* [Problem details]: Reproduce the whole listing below line for line, keeping every character unchanged.

[Stored data]

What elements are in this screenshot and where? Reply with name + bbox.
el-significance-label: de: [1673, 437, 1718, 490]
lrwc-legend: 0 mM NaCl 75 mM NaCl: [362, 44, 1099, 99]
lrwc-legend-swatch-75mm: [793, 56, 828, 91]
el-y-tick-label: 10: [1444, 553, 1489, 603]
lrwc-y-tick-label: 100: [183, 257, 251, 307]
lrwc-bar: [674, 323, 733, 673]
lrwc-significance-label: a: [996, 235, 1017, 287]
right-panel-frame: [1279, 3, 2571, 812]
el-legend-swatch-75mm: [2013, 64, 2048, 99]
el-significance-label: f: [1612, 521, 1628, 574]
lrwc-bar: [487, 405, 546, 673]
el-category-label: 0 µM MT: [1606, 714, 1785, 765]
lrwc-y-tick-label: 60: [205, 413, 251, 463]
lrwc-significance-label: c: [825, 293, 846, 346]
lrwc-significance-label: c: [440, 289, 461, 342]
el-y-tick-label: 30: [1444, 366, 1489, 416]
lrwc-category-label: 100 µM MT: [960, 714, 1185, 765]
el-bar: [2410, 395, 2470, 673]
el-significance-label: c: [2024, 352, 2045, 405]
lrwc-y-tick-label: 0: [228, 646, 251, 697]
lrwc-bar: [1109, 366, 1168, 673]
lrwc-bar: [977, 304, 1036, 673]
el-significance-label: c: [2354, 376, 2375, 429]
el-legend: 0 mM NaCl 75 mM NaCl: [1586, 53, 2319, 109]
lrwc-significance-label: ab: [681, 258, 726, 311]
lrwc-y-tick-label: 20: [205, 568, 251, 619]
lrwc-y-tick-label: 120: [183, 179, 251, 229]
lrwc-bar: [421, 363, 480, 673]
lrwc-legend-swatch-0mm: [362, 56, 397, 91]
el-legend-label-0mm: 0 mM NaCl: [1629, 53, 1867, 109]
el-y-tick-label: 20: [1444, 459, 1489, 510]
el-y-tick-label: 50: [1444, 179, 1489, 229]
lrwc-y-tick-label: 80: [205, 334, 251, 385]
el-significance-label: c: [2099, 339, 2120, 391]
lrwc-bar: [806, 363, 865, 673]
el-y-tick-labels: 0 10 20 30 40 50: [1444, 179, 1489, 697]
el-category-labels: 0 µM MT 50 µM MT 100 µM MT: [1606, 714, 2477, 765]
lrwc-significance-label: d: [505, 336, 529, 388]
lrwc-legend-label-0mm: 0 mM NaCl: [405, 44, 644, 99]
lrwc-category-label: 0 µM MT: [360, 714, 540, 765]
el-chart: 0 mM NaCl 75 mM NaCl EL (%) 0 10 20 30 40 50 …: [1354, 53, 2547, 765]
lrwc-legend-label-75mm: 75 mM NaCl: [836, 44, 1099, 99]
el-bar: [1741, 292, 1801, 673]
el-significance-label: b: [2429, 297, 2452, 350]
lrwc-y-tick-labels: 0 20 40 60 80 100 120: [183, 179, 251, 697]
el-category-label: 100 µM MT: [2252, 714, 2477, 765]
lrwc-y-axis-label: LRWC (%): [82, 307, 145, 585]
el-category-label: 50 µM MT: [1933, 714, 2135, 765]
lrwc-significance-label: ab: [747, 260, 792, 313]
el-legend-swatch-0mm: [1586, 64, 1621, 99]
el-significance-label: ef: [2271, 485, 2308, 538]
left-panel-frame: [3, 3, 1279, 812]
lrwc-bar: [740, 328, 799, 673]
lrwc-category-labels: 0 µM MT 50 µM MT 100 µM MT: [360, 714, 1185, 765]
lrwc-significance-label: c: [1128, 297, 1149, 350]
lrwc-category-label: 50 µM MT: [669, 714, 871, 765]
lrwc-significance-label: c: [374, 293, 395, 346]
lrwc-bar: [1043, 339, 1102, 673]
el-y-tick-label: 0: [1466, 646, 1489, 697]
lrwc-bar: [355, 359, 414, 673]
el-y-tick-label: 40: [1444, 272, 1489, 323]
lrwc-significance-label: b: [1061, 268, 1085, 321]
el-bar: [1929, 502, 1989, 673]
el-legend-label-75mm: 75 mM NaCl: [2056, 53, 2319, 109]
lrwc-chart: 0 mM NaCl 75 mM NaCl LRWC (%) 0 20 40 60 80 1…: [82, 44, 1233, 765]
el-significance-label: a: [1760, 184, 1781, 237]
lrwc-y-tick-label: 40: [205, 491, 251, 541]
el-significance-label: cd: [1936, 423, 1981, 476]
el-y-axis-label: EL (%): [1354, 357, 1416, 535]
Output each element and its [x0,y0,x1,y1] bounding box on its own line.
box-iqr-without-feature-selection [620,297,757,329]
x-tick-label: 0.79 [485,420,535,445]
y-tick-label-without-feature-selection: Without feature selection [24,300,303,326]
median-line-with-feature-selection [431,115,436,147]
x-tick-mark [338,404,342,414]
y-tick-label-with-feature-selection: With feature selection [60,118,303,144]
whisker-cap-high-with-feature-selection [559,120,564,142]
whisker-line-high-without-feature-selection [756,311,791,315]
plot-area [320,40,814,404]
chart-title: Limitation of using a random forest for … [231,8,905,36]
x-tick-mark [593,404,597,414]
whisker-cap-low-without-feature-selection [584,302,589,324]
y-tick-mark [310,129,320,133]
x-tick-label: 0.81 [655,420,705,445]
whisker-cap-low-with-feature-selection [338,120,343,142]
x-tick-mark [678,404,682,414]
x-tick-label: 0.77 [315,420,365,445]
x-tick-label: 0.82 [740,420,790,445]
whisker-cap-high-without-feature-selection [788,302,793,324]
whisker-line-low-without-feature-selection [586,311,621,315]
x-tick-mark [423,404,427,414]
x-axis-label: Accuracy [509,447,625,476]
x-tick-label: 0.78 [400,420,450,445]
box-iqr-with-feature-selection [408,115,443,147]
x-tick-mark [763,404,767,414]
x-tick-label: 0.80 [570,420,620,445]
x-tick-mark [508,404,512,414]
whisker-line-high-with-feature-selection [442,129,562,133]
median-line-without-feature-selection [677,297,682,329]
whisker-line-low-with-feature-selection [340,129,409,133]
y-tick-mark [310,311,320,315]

* [Output]:
What elements are in this screenshot and where? Reply with name + bbox.
el-significance-label: de: [1673, 437, 1718, 490]
lrwc-legend: 0 mM NaCl 75 mM NaCl: [362, 44, 1099, 99]
lrwc-legend-swatch-75mm: [793, 56, 828, 91]
el-y-tick-label: 10: [1444, 553, 1489, 603]
lrwc-y-tick-label: 100: [183, 257, 251, 307]
lrwc-bar: [674, 323, 733, 673]
lrwc-significance-label: a: [996, 235, 1017, 287]
right-panel-frame: [1279, 3, 2571, 812]
el-legend-swatch-75mm: [2013, 64, 2048, 99]
el-significance-label: f: [1612, 521, 1628, 574]
lrwc-bar: [487, 405, 546, 673]
el-category-label: 0 µM MT: [1606, 714, 1785, 765]
lrwc-y-tick-label: 60: [205, 413, 251, 463]
lrwc-significance-label: c: [825, 293, 846, 346]
lrwc-significance-label: c: [440, 289, 461, 342]
el-y-tick-label: 30: [1444, 366, 1489, 416]
lrwc-category-label: 100 µM MT: [960, 714, 1185, 765]
el-bar: [2410, 395, 2470, 673]
el-significance-label: c: [2024, 352, 2045, 405]
lrwc-y-tick-label: 0: [228, 646, 251, 697]
lrwc-bar: [1109, 366, 1168, 673]
lrwc-bar: [977, 304, 1036, 673]
el-significance-label: c: [2354, 376, 2375, 429]
el-legend: 0 mM NaCl 75 mM NaCl: [1586, 53, 2319, 109]
lrwc-significance-label: ab: [681, 258, 726, 311]
lrwc-y-tick-label: 20: [205, 568, 251, 619]
lrwc-y-tick-label: 120: [183, 179, 251, 229]
lrwc-bar: [421, 363, 480, 673]
lrwc-legend-swatch-0mm: [362, 56, 397, 91]
el-legend-label-0mm: 0 mM NaCl: [1629, 53, 1867, 109]
el-y-tick-label: 20: [1444, 459, 1489, 510]
el-y-tick-label: 50: [1444, 179, 1489, 229]
lrwc-y-tick-label: 80: [205, 334, 251, 385]
el-significance-label: c: [2099, 339, 2120, 391]
lrwc-bar: [806, 363, 865, 673]
el-y-tick-labels: 0 10 20 30 40 50: [1444, 179, 1489, 697]
el-category-labels: 0 µM MT 50 µM MT 100 µM MT: [1606, 714, 2477, 765]
lrwc-significance-label: d: [505, 336, 529, 388]
lrwc-legend-label-0mm: 0 mM NaCl: [405, 44, 644, 99]
lrwc-category-label: 0 µM MT: [360, 714, 540, 765]
el-chart: 0 mM NaCl 75 mM NaCl EL (%) 0 10 20 30 40 50 …: [1354, 53, 2547, 765]
lrwc-legend-label-75mm: 75 mM NaCl: [836, 44, 1099, 99]
el-bar: [1741, 292, 1801, 673]
el-significance-label: b: [2429, 297, 2452, 350]
lrwc-y-tick-labels: 0 20 40 60 80 100 120: [183, 179, 251, 697]
el-category-label: 100 µM MT: [2252, 714, 2477, 765]
lrwc-y-axis-label: LRWC (%): [82, 307, 145, 585]
el-category-label: 50 µM MT: [1933, 714, 2135, 765]
lrwc-significance-label: ab: [747, 260, 792, 313]
el-legend-swatch-0mm: [1586, 64, 1621, 99]
el-significance-label: ef: [2271, 485, 2308, 538]
left-panel-frame: [3, 3, 1279, 812]
lrwc-bar: [740, 328, 799, 673]
lrwc-category-labels: 0 µM MT 50 µM MT 100 µM MT: [360, 714, 1185, 765]
lrwc-significance-label: c: [1128, 297, 1149, 350]
lrwc-category-label: 50 µM MT: [669, 714, 871, 765]
lrwc-significance-label: c: [374, 293, 395, 346]
lrwc-bar: [1043, 339, 1102, 673]
el-y-tick-label: 0: [1466, 646, 1489, 697]
lrwc-bar: [355, 359, 414, 673]
el-y-tick-label: 40: [1444, 272, 1489, 323]
lrwc-significance-label: b: [1061, 268, 1085, 321]
el-bar: [1929, 502, 1989, 673]
el-legend-label-75mm: 75 mM NaCl: [2056, 53, 2319, 109]
lrwc-chart: 0 mM NaCl 75 mM NaCl LRWC (%) 0 20 40 60 80 1…: [82, 44, 1233, 765]
el-significance-label: a: [1760, 184, 1781, 237]
lrwc-y-tick-label: 40: [205, 491, 251, 541]
el-significance-label: cd: [1936, 423, 1981, 476]
el-y-axis-label: EL (%): [1354, 357, 1416, 535]
Output each element and its [x0,y0,x1,y1] bounding box on its own line.
box-iqr-without-feature-selection [620,297,757,329]
x-tick-label: 0.79 [485,420,535,445]
y-tick-label-without-feature-selection: Without feature selection [24,300,303,326]
median-line-with-feature-selection [431,115,436,147]
x-tick-mark [338,404,342,414]
y-tick-label-with-feature-selection: With feature selection [60,118,303,144]
whisker-cap-high-with-feature-selection [559,120,564,142]
whisker-line-high-without-feature-selection [756,311,791,315]
plot-area [320,40,814,404]
chart-title: Limitation of using a random forest for … [231,8,905,36]
x-tick-mark [593,404,597,414]
whisker-cap-low-without-feature-selection [584,302,589,324]
y-tick-mark [310,129,320,133]
x-tick-label: 0.81 [655,420,705,445]
whisker-cap-low-with-feature-selection [338,120,343,142]
x-tick-mark [678,404,682,414]
x-tick-label: 0.77 [315,420,365,445]
x-tick-label: 0.82 [740,420,790,445]
whisker-cap-high-without-feature-selection [788,302,793,324]
whisker-line-low-without-feature-selection [586,311,621,315]
x-tick-mark [423,404,427,414]
x-axis-label: Accuracy [509,447,625,476]
x-tick-label: 0.78 [400,420,450,445]
box-iqr-with-feature-selection [408,115,443,147]
x-tick-mark [763,404,767,414]
x-tick-label: 0.80 [570,420,620,445]
x-tick-mark [508,404,512,414]
whisker-line-high-with-feature-selection [442,129,562,133]
median-line-without-feature-selection [677,297,682,329]
whisker-line-low-with-feature-selection [340,129,409,133]
y-tick-mark [310,311,320,315]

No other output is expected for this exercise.